Task ▸
Extract every line below, verbatim.
== Rows
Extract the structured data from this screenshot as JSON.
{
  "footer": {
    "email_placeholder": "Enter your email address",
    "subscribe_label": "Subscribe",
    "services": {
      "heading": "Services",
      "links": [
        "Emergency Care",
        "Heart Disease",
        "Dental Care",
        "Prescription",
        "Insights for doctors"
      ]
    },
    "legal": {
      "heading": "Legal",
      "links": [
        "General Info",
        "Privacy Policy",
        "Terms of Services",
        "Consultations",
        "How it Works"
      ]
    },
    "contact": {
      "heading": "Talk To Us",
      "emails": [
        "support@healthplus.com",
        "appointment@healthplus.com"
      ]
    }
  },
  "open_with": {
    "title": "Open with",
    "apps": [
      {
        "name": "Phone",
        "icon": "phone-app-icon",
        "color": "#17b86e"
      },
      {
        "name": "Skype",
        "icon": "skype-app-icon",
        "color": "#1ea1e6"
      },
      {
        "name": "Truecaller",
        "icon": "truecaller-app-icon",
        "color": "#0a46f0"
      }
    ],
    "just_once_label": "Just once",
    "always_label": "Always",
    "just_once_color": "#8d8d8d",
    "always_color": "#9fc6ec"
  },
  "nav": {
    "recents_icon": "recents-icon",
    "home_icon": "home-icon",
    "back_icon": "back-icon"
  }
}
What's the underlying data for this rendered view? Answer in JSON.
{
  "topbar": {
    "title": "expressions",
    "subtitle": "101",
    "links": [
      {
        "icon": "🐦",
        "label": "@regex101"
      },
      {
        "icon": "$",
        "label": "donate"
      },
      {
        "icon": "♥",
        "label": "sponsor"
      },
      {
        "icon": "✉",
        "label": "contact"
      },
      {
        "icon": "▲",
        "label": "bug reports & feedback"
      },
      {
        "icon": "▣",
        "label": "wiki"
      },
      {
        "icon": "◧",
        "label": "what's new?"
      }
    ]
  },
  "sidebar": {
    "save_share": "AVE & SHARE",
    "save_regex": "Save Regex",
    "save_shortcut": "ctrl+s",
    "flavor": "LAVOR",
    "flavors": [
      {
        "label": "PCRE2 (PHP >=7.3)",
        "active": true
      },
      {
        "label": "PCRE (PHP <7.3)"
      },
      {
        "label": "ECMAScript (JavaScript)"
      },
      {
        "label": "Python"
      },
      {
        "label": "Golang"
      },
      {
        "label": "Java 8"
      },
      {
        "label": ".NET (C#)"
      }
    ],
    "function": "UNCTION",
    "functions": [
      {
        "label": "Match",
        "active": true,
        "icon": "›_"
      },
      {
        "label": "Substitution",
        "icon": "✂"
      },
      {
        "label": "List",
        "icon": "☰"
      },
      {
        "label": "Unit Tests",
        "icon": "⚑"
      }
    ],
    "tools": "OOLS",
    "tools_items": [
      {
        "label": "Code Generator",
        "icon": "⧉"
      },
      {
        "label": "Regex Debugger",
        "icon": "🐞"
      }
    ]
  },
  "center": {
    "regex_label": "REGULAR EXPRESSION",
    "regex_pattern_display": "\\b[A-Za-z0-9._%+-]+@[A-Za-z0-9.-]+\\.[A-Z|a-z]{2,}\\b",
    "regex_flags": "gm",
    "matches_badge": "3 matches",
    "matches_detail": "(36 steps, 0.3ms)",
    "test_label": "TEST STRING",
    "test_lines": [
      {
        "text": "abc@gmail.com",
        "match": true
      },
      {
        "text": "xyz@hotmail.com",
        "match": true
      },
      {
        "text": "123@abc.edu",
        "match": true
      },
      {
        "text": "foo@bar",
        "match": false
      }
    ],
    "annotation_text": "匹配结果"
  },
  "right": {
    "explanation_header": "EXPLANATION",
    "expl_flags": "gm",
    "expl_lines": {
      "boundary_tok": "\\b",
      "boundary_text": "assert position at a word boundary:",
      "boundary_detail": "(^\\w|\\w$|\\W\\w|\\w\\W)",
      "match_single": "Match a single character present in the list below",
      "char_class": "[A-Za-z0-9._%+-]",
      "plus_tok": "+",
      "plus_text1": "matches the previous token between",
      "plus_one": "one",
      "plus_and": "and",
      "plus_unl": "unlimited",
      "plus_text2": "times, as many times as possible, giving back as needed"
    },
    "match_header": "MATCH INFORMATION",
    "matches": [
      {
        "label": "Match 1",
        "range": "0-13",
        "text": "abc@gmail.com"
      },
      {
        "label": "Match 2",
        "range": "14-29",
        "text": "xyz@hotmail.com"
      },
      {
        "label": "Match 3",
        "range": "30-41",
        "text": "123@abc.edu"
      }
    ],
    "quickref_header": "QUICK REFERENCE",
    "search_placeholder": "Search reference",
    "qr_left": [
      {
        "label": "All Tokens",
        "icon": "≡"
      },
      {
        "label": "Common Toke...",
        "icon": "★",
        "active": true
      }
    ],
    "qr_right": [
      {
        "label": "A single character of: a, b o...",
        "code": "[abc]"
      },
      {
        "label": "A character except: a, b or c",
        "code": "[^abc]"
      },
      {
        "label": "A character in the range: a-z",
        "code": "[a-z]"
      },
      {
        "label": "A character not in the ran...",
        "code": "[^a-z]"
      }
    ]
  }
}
====
Output of the exercise ▸
Extract the structured data from this screenshot as JSON.
{
  "footer": {
    "email_placeholder": "Enter your email address",
    "subscribe_label": "Subscribe",
    "services": {
      "heading": "Services",
      "links": [
        "Emergency Care",
        "Heart Disease",
        "Dental Care",
        "Prescription",
        "Insights for doctors"
      ]
    },
    "legal": {
      "heading": "Legal",
      "links": [
        "General Info",
        "Privacy Policy",
        "Terms of Services",
        "Consultations",
        "How it Works"
      ]
    },
    "contact": {
      "heading": "Talk To Us",
      "emails": [
        "support@healthplus.com",
        "appointment@healthplus.com"
      ]
    }
  },
  "open_with": {
    "title": "Open with",
    "apps": [
      {
        "name": "Phone",
        "icon": "phone-app-icon",
        "color": "#17b86e"
      },
      {
        "name": "Skype",
        "icon": "skype-app-icon",
        "color": "#1ea1e6"
      },
      {
        "name": "Truecaller",
        "icon": "truecaller-app-icon",
        "color": "#0a46f0"
      }
    ],
    "just_once_label": "Just once",
    "always_label": "Always",
    "just_once_color": "#8d8d8d",
    "always_color": "#9fc6ec"
  },
  "nav": {
    "recents_icon": "recents-icon",
    "home_icon": "home-icon",
    "back_icon": "back-icon"
  }
}
What's the underlying data for this rendered view? Answer in JSON.
{
  "topbar": {
    "title": "expressions",
    "subtitle": "101",
    "links": [
      {
        "icon": "🐦",
        "label": "@regex101"
      },
      {
        "icon": "$",
        "label": "donate"
      },
      {
        "icon": "♥",
        "label": "sponsor"
      },
      {
        "icon": "✉",
        "label": "contact"
      },
      {
        "icon": "▲",
        "label": "bug reports & feedback"
      },
      {
        "icon": "▣",
        "label": "wiki"
      },
      {
        "icon": "◧",
        "label": "what's new?"
      }
    ]
  },
  "sidebar": {
    "save_share": "AVE & SHARE",
    "save_regex": "Save Regex",
    "save_shortcut": "ctrl+s",
    "flavor": "LAVOR",
    "flavors": [
      {
        "label": "PCRE2 (PHP >=7.3)",
        "active": true
      },
      {
        "label": "PCRE (PHP <7.3)"
      },
      {
        "label": "ECMAScript (JavaScript)"
      },
      {
        "label": "Python"
      },
      {
        "label": "Golang"
      },
      {
        "label": "Java 8"
      },
      {
        "label": ".NET (C#)"
      }
    ],
    "function": "UNCTION",
    "functions": [
      {
        "label": "Match",
        "active": true,
        "icon": "›_"
      },
      {
        "label": "Substitution",
        "icon": "✂"
      },
      {
        "label": "List",
        "icon": "☰"
      },
      {
        "label": "Unit Tests",
        "icon": "⚑"
      }
    ],
    "tools": "OOLS",
    "tools_items": [
      {
        "label": "Code Generator",
        "icon": "⧉"
      },
      {
        "label": "Regex Debugger",
        "icon": "🐞"
      }
    ]
  },
  "center": {
    "regex_label": "REGULAR EXPRESSION",
    "regex_pattern_display": "\\b[A-Za-z0-9._%+-]+@[A-Za-z0-9.-]+\\.[A-Z|a-z]{2,}\\b",
    "regex_flags": "gm",
    "matches_badge": "3 matches",
    "matches_detail": "(36 steps, 0.3ms)",
    "test_label": "TEST STRING",
    "test_lines": [
      {
        "text": "abc@gmail.com",
        "match": true
      },
      {
        "text": "xyz@hotmail.com",
        "match": true
      },
      {
        "text": "123@abc.edu",
        "match": true
      },
      {
        "text": "foo@bar",
        "match": false
      }
    ],
    "annotation_text": "匹配结果"
  },
  "right": {
    "explanation_header": "EXPLANATION",
    "expl_flags": "gm",
    "expl_lines": {
      "boundary_tok": "\\b",
      "boundary_text": "assert position at a word boundary:",
      "boundary_detail": "(^\\w|\\w$|\\W\\w|\\w\\W)",
      "match_single": "Match a single character present in the list below",
      "char_class": "[A-Za-z0-9._%+-]",
      "plus_tok": "+",
      "plus_text1": "matches the previous token between",
      "plus_one": "one",
      "plus_and": "and",
      "plus_unl": "unlimited",
      "plus_text2": "times, as many times as possible, giving back as needed"
    },
    "match_header": "MATCH INFORMATION",
    "matches": [
      {
        "label": "Match 1",
        "range": "0-13",
        "text": "abc@gmail.com"
      },
      {
        "label": "Match 2",
        "range": "14-29",
        "text": "xyz@hotmail.com"
      },
      {
        "label": "Match 3",
        "range": "30-41",
        "text": "123@abc.edu"
      }
    ],
    "quickref_header": "QUICK REFERENCE",
    "search_placeholder": "Search reference",
    "qr_left": [
      {
        "label": "All Tokens",
        "icon": "≡"
      },
      {
        "label": "Common Toke...",
        "icon": "★",
        "active": true
      }
    ],
    "qr_right": [
      {
        "label": "A single character of: a, b o...",
        "code": "[abc]"
      },
      {
        "label": "A character except: a, b or c",
        "code": "[^abc]"
      },
      {
        "label": "A character in the range: a-z",
        "code": "[a-z]"
      },
      {
        "label": "A character not in the ran...",
        "code": "[^a-z]"
      }
    ]
  }
}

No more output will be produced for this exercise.